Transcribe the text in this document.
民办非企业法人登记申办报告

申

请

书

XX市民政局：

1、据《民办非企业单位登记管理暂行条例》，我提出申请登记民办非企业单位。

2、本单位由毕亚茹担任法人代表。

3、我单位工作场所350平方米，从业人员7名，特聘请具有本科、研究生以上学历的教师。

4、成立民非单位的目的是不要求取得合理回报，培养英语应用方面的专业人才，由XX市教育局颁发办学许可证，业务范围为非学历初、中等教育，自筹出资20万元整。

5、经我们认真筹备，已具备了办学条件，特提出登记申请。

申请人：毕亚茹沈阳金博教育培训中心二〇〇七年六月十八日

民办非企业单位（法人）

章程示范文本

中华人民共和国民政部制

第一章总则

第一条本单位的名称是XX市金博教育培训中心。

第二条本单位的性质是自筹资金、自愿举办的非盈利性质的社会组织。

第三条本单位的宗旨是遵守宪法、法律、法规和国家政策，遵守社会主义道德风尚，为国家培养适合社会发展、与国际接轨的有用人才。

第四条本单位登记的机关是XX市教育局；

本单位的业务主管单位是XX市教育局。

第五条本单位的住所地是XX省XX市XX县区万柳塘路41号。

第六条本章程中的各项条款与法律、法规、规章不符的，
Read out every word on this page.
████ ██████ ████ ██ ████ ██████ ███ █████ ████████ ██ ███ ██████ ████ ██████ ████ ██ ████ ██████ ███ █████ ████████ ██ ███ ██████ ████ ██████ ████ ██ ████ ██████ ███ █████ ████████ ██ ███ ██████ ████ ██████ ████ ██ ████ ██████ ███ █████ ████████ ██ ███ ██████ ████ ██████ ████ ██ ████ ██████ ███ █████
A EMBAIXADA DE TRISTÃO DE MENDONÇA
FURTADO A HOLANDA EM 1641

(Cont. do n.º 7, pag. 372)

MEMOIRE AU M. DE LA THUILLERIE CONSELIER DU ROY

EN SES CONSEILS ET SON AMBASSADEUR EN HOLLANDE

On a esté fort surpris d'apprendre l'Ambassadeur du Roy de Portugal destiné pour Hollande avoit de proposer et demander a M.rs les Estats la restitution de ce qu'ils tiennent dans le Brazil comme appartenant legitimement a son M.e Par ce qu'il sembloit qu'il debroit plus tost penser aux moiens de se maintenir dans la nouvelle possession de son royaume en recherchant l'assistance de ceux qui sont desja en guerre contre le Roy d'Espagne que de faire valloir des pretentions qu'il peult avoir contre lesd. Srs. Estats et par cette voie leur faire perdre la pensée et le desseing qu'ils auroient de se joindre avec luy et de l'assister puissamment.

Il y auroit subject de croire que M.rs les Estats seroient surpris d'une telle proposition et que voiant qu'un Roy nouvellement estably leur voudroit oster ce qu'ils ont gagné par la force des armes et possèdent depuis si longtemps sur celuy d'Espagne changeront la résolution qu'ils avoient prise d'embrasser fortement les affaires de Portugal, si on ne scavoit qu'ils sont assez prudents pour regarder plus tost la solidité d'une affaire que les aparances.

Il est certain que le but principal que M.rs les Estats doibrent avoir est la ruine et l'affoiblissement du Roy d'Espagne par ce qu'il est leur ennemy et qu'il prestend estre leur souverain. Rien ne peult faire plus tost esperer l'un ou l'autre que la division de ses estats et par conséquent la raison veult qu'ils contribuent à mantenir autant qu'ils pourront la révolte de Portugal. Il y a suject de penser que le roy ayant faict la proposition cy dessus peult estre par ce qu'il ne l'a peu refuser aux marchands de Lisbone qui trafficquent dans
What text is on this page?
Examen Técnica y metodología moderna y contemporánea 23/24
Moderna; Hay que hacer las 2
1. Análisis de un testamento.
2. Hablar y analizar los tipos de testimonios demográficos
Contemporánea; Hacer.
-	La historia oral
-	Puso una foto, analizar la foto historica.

....

◆ **What this task involves**
Using the data above, print every record exactly as shown.

◆ **Answer in full**
Transcribe the text in this document.
民办非企业法人登记申办报告

申

请

书

XX市民政局：

1、据《民办非企业单位登记管理暂行条例》，我提出申请登记民办非企业单位。

2、本单位由毕亚茹担任法人代表。

3、我单位工作场所350平方米，从业人员7名，特聘请具有本科、研究生以上学历的教师。

4、成立民非单位的目的是不要求取得合理回报，培养英语应用方面的专业人才，由XX市教育局颁发办学许可证，业务范围为非学历初、中等教育，自筹出资20万元整。

5、经我们认真筹备，已具备了办学条件，特提出登记申请。

申请人：毕亚茹沈阳金博教育培训中心二〇〇七年六月十八日

民办非企业单位（法人）

章程示范文本

中华人民共和国民政部制

第一章总则

第一条本单位的名称是XX市金博教育培训中心。

第二条本单位的性质是自筹资金、自愿举办的非盈利性质的社会组织。

第三条本单位的宗旨是遵守宪法、法律、法规和国家政策，遵守社会主义道德风尚，为国家培养适合社会发展、与国际接轨的有用人才。

第四条本单位登记的机关是XX市教育局；

本单位的业务主管单位是XX市教育局。

第五条本单位的住所地是XX省XX市XX县区万柳塘路41号。

第六条本章程中的各项条款与法律、法规、规章不符的，
Read out every word on this page.
████ ██████ ████ ██ ████ ██████ ███ █████ ████████ ██ ███ ██████ ████ ██████ ████ ██ ████ ██████ ███ █████ ████████ ██ ███ ██████ ████ ██████ ████ ██ ████ ██████ ███ █████ ████████ ██ ███ ██████ ████ ██████ ████ ██ ████ ██████ ███ █████ ████████ ██ ███ ██████ ████ ██████ ████ ██ ████ ██████ ███ █████
A EMBAIXADA DE TRISTÃO DE MENDONÇA
FURTADO A HOLANDA EM 1641

(Cont. do n.º 7, pag. 372)

MEMOIRE AU M. DE LA THUILLERIE CONSELIER DU ROY

EN SES CONSEILS ET SON AMBASSADEUR EN HOLLANDE

On a esté fort surpris d'apprendre l'Ambassadeur du Roy de Portugal destiné pour Hollande avoit de proposer et demander a M.rs les Estats la restitution de ce qu'ils tiennent dans le Brazil comme appartenant legitimement a son M.e Par ce qu'il sembloit qu'il debroit plus tost penser aux moiens de se maintenir dans la nouvelle possession de son royaume en recherchant l'assistance de ceux qui sont desja en guerre contre le Roy d'Espagne que de faire valloir des pretentions qu'il peult avoir contre lesd. Srs. Estats et par cette voie leur faire perdre la pensée et le desseing qu'ils auroient de se joindre avec luy et de l'assister puissamment.

Il y auroit subject de croire que M.rs les Estats seroient surpris d'une telle proposition et que voiant qu'un Roy nouvellement estably leur voudroit oster ce qu'ils ont gagné par la force des armes et possèdent depuis si longtemps sur celuy d'Espagne changeront la résolution qu'ils avoient prise d'embrasser fortement les affaires de Portugal, si on ne scavoit qu'ils sont assez prudents pour regarder plus tost la solidité d'une affaire que les aparances.

Il est certain que le but principal que M.rs les Estats doibrent avoir est la ruine et l'affoiblissement du Roy d'Espagne par ce qu'il est leur ennemy et qu'il prestend estre leur souverain. Rien ne peult faire plus tost esperer l'un ou l'autre que la division de ses estats et par conséquent la raison veult qu'ils contribuent à mantenir autant qu'ils pourront la révolte de Portugal. Il y a suject de penser que le roy ayant faict la proposition cy dessus peult estre par ce qu'il ne l'a peu refuser aux marchands de Lisbone qui trafficquent dans
What text is on this page?
Examen Técnica y metodología moderna y contemporánea 23/24
Moderna; Hay que hacer las 2
1. Análisis de un testamento.
2. Hablar y analizar los tipos de testimonios demográficos
Contemporánea; Hacer.
-	La historia oral
-	Puso una foto, analizar la foto historica.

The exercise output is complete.